▸ **WHAT IS BEING ASKED**
Copy the lines in all of the records below word for word, leaving out the pictures.

▸ **A block of data**
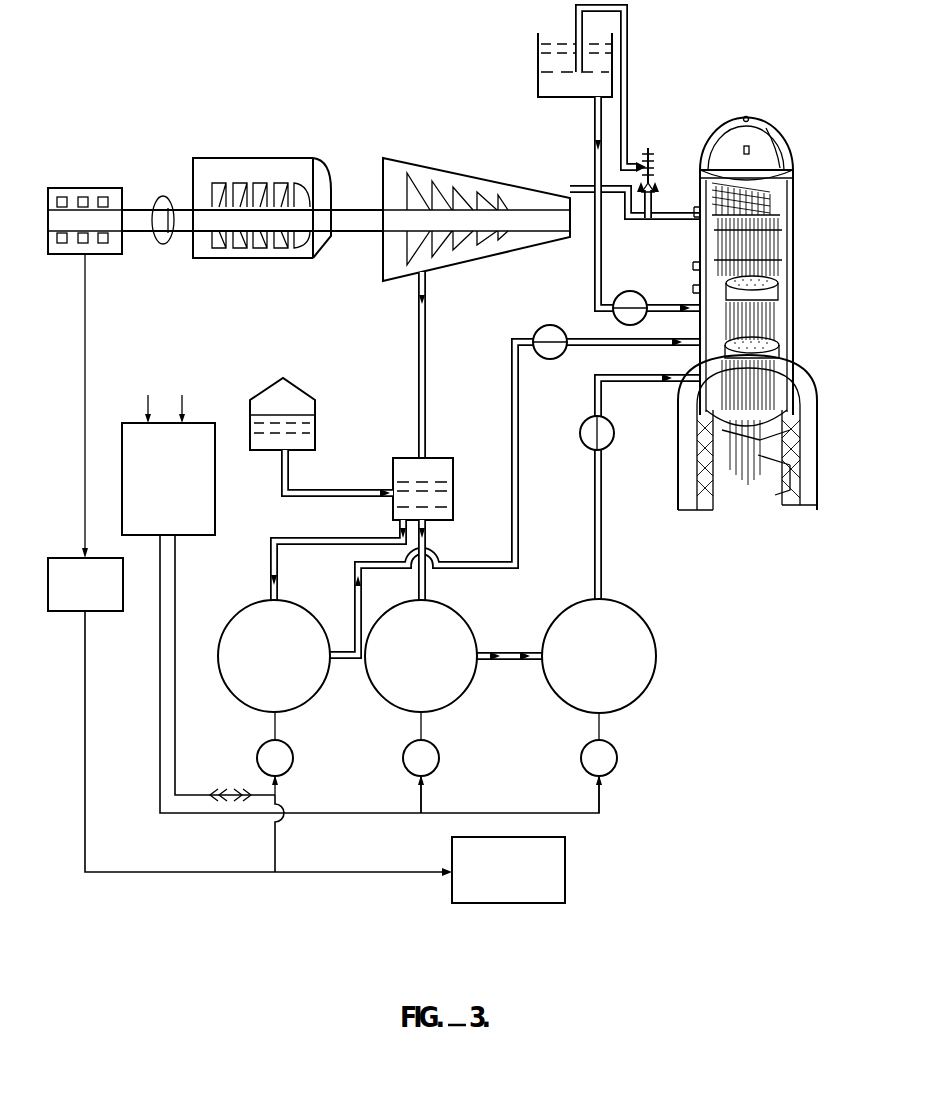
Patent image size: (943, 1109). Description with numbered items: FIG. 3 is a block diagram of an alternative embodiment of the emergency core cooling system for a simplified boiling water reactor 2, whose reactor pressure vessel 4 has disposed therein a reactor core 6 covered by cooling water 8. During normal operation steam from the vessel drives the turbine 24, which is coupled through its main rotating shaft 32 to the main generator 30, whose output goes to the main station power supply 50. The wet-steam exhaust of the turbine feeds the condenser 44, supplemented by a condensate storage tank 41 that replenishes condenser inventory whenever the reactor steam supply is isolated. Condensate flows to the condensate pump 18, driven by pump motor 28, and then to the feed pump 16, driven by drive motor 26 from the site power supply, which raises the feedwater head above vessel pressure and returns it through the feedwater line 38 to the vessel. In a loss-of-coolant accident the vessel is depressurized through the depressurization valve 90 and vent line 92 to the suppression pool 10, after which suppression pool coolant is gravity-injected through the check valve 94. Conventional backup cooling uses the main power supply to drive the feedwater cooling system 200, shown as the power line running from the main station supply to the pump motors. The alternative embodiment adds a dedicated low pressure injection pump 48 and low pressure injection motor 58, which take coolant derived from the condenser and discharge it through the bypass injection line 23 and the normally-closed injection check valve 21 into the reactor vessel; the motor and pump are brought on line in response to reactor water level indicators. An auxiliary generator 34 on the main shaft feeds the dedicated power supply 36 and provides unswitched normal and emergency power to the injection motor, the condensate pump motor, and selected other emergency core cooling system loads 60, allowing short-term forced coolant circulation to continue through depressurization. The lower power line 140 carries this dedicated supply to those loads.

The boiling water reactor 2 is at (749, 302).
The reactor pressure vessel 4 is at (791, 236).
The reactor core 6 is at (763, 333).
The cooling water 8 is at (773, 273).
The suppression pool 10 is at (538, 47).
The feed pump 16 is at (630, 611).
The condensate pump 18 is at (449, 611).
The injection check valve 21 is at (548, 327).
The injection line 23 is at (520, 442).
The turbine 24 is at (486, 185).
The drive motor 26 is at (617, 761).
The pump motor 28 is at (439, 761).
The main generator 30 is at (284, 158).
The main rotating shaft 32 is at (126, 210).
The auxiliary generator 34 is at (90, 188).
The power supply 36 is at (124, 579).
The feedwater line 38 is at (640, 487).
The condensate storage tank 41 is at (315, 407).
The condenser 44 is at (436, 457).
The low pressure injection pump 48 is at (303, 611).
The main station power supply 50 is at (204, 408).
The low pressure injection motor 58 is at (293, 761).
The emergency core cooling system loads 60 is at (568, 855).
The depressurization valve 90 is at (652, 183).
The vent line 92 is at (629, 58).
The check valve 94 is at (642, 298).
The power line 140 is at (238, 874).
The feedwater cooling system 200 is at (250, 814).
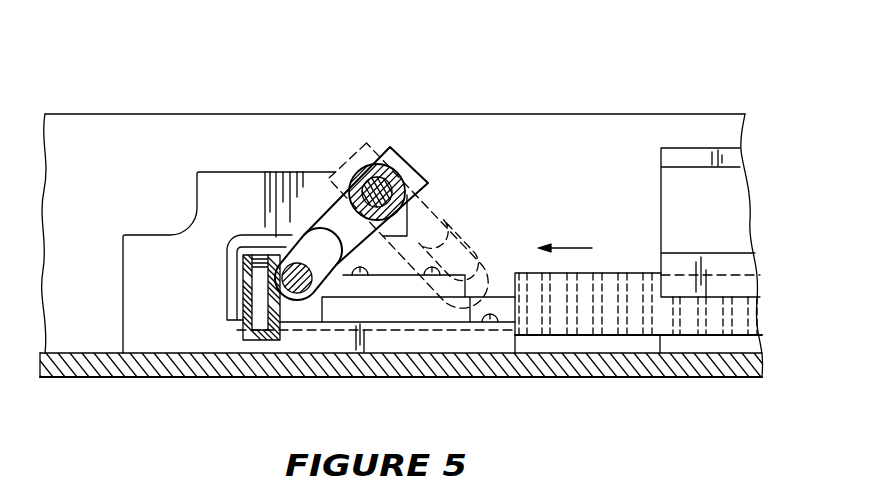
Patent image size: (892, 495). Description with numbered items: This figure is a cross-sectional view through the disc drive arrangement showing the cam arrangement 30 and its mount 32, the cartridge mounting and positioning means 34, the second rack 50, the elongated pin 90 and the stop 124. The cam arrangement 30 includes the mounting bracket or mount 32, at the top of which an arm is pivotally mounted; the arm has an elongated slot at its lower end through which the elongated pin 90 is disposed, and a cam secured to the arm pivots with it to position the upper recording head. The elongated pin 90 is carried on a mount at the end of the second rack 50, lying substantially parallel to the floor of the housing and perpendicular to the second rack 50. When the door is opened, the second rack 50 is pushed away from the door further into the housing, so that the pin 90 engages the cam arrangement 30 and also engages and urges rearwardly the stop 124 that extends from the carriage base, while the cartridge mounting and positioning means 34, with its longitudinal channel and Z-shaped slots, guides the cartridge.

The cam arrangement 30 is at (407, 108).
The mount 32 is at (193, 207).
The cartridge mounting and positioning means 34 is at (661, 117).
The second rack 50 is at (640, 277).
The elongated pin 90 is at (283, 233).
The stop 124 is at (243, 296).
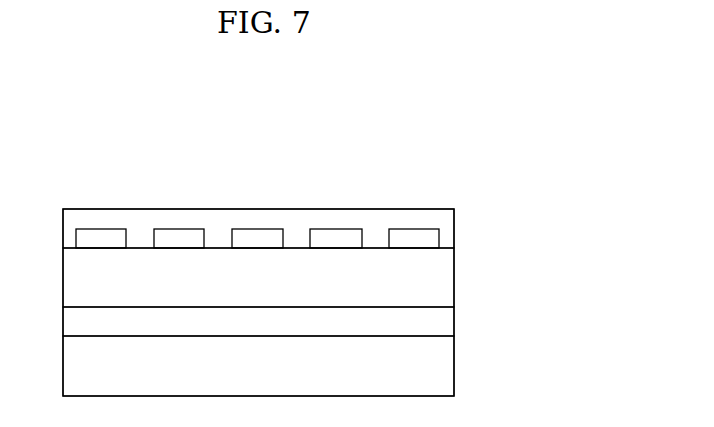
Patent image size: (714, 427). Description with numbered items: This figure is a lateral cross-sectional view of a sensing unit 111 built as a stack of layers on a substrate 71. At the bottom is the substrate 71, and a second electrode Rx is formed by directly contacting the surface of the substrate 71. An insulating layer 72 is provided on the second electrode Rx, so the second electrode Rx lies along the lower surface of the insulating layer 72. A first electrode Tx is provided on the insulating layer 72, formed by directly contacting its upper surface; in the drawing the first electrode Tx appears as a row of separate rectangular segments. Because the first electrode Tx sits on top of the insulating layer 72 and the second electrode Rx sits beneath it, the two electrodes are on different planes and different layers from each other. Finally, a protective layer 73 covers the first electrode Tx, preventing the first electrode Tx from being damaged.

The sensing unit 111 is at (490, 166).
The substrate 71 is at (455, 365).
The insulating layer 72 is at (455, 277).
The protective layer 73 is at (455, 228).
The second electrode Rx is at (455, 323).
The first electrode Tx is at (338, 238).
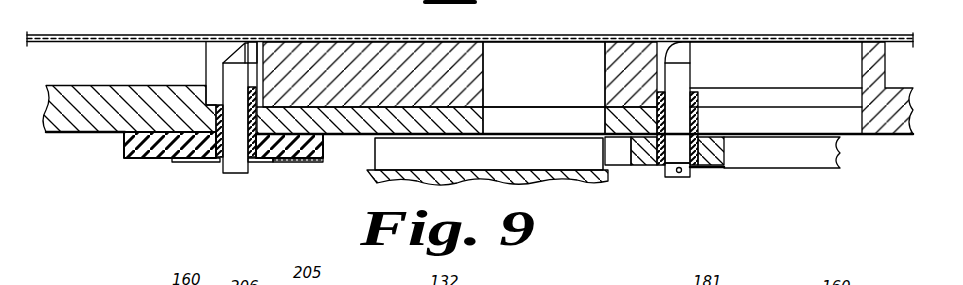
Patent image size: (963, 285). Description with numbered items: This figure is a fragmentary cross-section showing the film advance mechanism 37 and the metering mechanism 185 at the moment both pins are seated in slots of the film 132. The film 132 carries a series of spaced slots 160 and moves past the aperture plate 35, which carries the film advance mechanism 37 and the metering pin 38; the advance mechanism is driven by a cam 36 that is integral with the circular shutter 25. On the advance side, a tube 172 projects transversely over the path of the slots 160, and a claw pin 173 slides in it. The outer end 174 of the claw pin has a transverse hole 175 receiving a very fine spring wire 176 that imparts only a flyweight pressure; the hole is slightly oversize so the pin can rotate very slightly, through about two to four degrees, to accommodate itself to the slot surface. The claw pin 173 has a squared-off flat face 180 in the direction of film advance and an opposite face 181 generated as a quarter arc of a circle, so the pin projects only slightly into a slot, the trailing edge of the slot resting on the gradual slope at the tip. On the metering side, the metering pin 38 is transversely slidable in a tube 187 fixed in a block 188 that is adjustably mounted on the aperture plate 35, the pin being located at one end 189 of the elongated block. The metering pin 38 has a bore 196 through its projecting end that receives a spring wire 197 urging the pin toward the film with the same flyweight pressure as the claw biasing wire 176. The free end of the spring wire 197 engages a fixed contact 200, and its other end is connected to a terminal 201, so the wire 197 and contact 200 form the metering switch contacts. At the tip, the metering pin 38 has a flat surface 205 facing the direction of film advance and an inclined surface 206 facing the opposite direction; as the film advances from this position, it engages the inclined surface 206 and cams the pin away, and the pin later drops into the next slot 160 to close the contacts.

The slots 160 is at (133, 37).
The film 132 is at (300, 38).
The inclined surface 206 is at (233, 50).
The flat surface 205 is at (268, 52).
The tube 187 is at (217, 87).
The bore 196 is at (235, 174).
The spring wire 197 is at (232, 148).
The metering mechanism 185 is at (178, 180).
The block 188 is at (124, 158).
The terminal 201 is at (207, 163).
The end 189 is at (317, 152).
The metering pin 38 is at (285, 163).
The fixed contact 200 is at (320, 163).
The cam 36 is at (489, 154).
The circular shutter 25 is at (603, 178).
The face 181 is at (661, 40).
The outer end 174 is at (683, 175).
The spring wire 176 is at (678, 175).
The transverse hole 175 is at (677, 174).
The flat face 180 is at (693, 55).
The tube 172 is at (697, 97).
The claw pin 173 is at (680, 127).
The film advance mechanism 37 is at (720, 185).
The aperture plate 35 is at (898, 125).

▸ **RESULT FOR THIS EXERCISE**
Patent image size: (943, 1109). Description with numbered items: FIG. 3 is a block diagram of an alternative embodiment of the emergency core cooling system for a simplified boiling water reactor 2, whose reactor pressure vessel 4 has disposed therein a reactor core 6 covered by cooling water 8. During normal operation steam from the vessel drives the turbine 24, which is coupled through its main rotating shaft 32 to the main generator 30, whose output goes to the main station power supply 50. The wet-steam exhaust of the turbine feeds the condenser 44, supplemented by a condensate storage tank 41 that replenishes condenser inventory whenever the reactor steam supply is isolated. Condensate flows to the condensate pump 18, driven by pump motor 28, and then to the feed pump 16, driven by drive motor 26 from the site power supply, which raises the feedwater head above vessel pressure and returns it through the feedwater line 38 to the vessel. In a loss-of-coolant accident the vessel is depressurized through the depressurization valve 90 and vent line 92 to the suppression pool 10, after which suppression pool coolant is gravity-injected through the check valve 94. Conventional backup cooling uses the main power supply to drive the feedwater cooling system 200, shown as the power line running from the main station supply to the pump motors. The alternative embodiment adds a dedicated low pressure injection pump 48 and low pressure injection motor 58, which take coolant derived from the condenser and discharge it through the bypass injection line 23 and the normally-closed injection check valve 21 into the reactor vessel; the motor and pump are brought on line in response to reactor water level indicators. An auxiliary generator 34 on the main shaft feeds the dedicated power supply 36 and provides unswitched normal and emergency power to the injection motor, the condensate pump motor, and selected other emergency core cooling system loads 60, allowing short-term forced coolant circulation to continue through depressurization. The lower power line 140 carries this dedicated supply to those loads.

The boiling water reactor 2 is at (749, 302).
The reactor pressure vessel 4 is at (791, 236).
The reactor core 6 is at (763, 333).
The cooling water 8 is at (773, 273).
The suppression pool 10 is at (538, 47).
The feed pump 16 is at (630, 611).
The condensate pump 18 is at (449, 611).
The injection check valve 21 is at (548, 327).
The injection line 23 is at (520, 442).
The turbine 24 is at (486, 185).
The drive motor 26 is at (617, 761).
The pump motor 28 is at (439, 761).
The main generator 30 is at (284, 158).
The main rotating shaft 32 is at (126, 210).
The auxiliary generator 34 is at (90, 188).
The power supply 36 is at (124, 579).
The feedwater line 38 is at (640, 487).
The condensate storage tank 41 is at (315, 407).
The condenser 44 is at (436, 457).
The low pressure injection pump 48 is at (303, 611).
The main station power supply 50 is at (204, 408).
The low pressure injection motor 58 is at (293, 761).
The emergency core cooling system loads 60 is at (568, 855).
The depressurization valve 90 is at (652, 183).
The vent line 92 is at (629, 58).
The check valve 94 is at (642, 298).
The power line 140 is at (238, 874).
The feedwater cooling system 200 is at (250, 814).
Patent image size: (892, 495). Description with numbered items: This figure is a cross-sectional view through the disc drive arrangement showing the cam arrangement 30 and its mount 32, the cartridge mounting and positioning means 34, the second rack 50, the elongated pin 90 and the stop 124. The cam arrangement 30 includes the mounting bracket or mount 32, at the top of which an arm is pivotally mounted; the arm has an elongated slot at its lower end through which the elongated pin 90 is disposed, and a cam secured to the arm pivots with it to position the upper recording head. The elongated pin 90 is carried on a mount at the end of the second rack 50, lying substantially parallel to the floor of the housing and perpendicular to the second rack 50. When the door is opened, the second rack 50 is pushed away from the door further into the housing, so that the pin 90 engages the cam arrangement 30 and also engages and urges rearwardly the stop 124 that extends from the carriage base, while the cartridge mounting and positioning means 34, with its longitudinal channel and Z-shaped slots, guides the cartridge.

The cam arrangement 30 is at (407, 108).
The mount 32 is at (193, 207).
The cartridge mounting and positioning means 34 is at (661, 117).
The second rack 50 is at (640, 277).
The elongated pin 90 is at (283, 233).
The stop 124 is at (243, 296).
Patent image size: (714, 427). Description with numbered items: This figure is a lateral cross-sectional view of a sensing unit 111 built as a stack of layers on a substrate 71. At the bottom is the substrate 71, and a second electrode Rx is formed by directly contacting the surface of the substrate 71. An insulating layer 72 is provided on the second electrode Rx, so the second electrode Rx lies along the lower surface of the insulating layer 72. A first electrode Tx is provided on the insulating layer 72, formed by directly contacting its upper surface; in the drawing the first electrode Tx appears as a row of separate rectangular segments. Because the first electrode Tx sits on top of the insulating layer 72 and the second electrode Rx sits beneath it, the two electrodes are on different planes and different layers from each other. Finally, a protective layer 73 covers the first electrode Tx, preventing the first electrode Tx from being damaged.

The sensing unit 111 is at (490, 166).
The substrate 71 is at (455, 365).
The insulating layer 72 is at (455, 277).
The protective layer 73 is at (455, 228).
The second electrode Rx is at (455, 323).
The first electrode Tx is at (338, 238).
Patent image size: (963, 285). Description with numbered items: This figure is a fragmentary cross-section showing the film advance mechanism 37 and the metering mechanism 185 at the moment both pins are seated in slots of the film 132. The film 132 carries a series of spaced slots 160 and moves past the aperture plate 35, which carries the film advance mechanism 37 and the metering pin 38; the advance mechanism is driven by a cam 36 that is integral with the circular shutter 25. On the advance side, a tube 172 projects transversely over the path of the slots 160, and a claw pin 173 slides in it. The outer end 174 of the claw pin has a transverse hole 175 receiving a very fine spring wire 176 that imparts only a flyweight pressure; the hole is slightly oversize so the pin can rotate very slightly, through about two to four degrees, to accommodate itself to the slot surface. The claw pin 173 has a squared-off flat face 180 in the direction of film advance and an opposite face 181 generated as a quarter arc of a circle, so the pin projects only slightly into a slot, the trailing edge of the slot resting on the gradual slope at the tip. On the metering side, the metering pin 38 is transversely slidable in a tube 187 fixed in a block 188 that is adjustably mounted on the aperture plate 35, the pin being located at one end 189 of the elongated block. The metering pin 38 has a bore 196 through its projecting end that receives a spring wire 197 urging the pin toward the film with the same flyweight pressure as the claw biasing wire 176. The free end of the spring wire 197 engages a fixed contact 200, and its other end is connected to a terminal 201, so the wire 197 and contact 200 form the metering switch contacts. At the tip, the metering pin 38 has a flat surface 205 facing the direction of film advance and an inclined surface 206 facing the opposite direction; as the film advances from this position, it engages the inclined surface 206 and cams the pin away, and the pin later drops into the next slot 160 to close the contacts.

The slots 160 is at (133, 37).
The film 132 is at (300, 38).
The inclined surface 206 is at (233, 50).
The flat surface 205 is at (268, 52).
The tube 187 is at (217, 87).
The bore 196 is at (235, 174).
The spring wire 197 is at (232, 148).
The metering mechanism 185 is at (178, 180).
The block 188 is at (124, 158).
The terminal 201 is at (207, 163).
The end 189 is at (317, 152).
The metering pin 38 is at (285, 163).
The fixed contact 200 is at (320, 163).
The cam 36 is at (489, 154).
The circular shutter 25 is at (603, 178).
The face 181 is at (661, 40).
The outer end 174 is at (683, 175).
The spring wire 176 is at (678, 175).
The transverse hole 175 is at (677, 174).
The flat face 180 is at (693, 55).
The tube 172 is at (697, 97).
The claw pin 173 is at (680, 127).
The film advance mechanism 37 is at (720, 185).
The aperture plate 35 is at (898, 125).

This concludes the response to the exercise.